Data for the task »
[START]

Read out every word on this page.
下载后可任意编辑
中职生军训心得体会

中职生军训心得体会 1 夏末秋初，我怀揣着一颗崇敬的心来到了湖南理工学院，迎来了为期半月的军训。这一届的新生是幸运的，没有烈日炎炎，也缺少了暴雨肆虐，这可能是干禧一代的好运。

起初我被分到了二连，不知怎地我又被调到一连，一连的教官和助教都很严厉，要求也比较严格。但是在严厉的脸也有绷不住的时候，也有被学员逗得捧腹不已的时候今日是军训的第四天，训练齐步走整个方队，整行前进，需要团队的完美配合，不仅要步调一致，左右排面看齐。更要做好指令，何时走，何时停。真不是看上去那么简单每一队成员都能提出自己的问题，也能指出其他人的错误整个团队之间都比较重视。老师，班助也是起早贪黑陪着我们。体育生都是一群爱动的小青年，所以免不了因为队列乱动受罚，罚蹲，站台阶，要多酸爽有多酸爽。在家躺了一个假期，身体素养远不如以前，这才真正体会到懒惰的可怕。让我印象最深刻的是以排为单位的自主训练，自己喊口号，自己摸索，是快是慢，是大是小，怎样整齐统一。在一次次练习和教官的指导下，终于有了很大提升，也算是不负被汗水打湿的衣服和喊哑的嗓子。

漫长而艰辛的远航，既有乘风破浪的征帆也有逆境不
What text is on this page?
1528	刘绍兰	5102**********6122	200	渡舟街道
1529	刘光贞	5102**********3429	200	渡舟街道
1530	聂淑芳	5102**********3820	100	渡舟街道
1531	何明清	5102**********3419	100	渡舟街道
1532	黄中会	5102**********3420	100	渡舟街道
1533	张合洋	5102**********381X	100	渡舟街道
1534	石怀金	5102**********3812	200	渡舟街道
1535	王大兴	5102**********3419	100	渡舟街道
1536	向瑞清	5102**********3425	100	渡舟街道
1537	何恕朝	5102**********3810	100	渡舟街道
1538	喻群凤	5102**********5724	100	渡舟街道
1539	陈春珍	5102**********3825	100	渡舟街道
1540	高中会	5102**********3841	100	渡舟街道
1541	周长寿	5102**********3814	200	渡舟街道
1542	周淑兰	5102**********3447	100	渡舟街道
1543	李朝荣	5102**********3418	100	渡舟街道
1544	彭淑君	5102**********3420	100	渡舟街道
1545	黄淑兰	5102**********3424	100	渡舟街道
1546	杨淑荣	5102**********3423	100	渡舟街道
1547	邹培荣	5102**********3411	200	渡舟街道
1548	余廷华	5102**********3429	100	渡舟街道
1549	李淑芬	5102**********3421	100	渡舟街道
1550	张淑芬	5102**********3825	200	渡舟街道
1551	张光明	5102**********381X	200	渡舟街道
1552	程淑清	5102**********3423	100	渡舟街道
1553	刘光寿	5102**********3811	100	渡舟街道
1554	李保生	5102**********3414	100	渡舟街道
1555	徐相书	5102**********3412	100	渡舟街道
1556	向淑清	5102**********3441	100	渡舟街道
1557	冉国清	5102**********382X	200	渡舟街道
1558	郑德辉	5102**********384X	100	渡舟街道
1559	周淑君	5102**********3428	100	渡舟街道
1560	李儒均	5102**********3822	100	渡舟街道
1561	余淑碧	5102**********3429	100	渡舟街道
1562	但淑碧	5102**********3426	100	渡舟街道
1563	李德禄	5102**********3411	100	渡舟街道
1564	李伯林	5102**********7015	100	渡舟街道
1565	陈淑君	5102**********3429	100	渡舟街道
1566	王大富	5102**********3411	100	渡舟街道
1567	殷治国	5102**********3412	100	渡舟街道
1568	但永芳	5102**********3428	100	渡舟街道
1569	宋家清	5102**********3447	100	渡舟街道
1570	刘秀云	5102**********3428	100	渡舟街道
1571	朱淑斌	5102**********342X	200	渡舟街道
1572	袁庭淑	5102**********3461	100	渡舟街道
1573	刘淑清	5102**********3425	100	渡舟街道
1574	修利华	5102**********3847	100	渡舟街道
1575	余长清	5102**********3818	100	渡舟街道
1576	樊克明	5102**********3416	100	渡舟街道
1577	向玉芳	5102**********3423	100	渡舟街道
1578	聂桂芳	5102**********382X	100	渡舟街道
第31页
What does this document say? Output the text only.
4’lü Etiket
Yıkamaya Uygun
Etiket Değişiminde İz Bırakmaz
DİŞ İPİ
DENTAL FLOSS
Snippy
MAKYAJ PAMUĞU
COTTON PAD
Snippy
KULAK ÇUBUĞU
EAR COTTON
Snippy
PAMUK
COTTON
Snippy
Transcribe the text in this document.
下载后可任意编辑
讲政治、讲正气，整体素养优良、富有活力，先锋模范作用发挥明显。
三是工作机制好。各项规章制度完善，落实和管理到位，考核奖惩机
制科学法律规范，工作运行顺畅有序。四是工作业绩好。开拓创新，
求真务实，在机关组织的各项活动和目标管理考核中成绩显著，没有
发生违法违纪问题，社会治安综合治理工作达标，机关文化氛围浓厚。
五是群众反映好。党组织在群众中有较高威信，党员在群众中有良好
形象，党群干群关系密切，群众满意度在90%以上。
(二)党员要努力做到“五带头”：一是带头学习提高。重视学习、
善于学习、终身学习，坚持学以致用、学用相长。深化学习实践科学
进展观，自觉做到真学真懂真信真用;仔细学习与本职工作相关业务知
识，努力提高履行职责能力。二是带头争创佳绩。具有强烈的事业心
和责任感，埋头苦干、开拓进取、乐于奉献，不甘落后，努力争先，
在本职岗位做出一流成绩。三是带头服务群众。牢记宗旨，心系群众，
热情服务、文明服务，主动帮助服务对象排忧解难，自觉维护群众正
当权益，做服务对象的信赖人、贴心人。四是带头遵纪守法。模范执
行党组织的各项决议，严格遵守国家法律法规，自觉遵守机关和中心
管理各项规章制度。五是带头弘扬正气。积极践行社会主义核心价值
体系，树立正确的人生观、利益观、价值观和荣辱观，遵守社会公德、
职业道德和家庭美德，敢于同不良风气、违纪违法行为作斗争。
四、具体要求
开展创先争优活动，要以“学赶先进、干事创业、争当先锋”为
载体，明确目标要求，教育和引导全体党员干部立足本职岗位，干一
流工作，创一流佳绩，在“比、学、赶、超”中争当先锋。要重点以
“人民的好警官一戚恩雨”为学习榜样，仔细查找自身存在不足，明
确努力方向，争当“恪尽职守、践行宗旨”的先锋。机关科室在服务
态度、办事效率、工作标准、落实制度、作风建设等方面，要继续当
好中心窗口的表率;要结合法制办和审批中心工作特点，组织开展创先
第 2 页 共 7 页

[END]

Description of the task » The answer should be a single number: the count of lines in the data that include the string "中职生军训心得体会".

Written reply » 2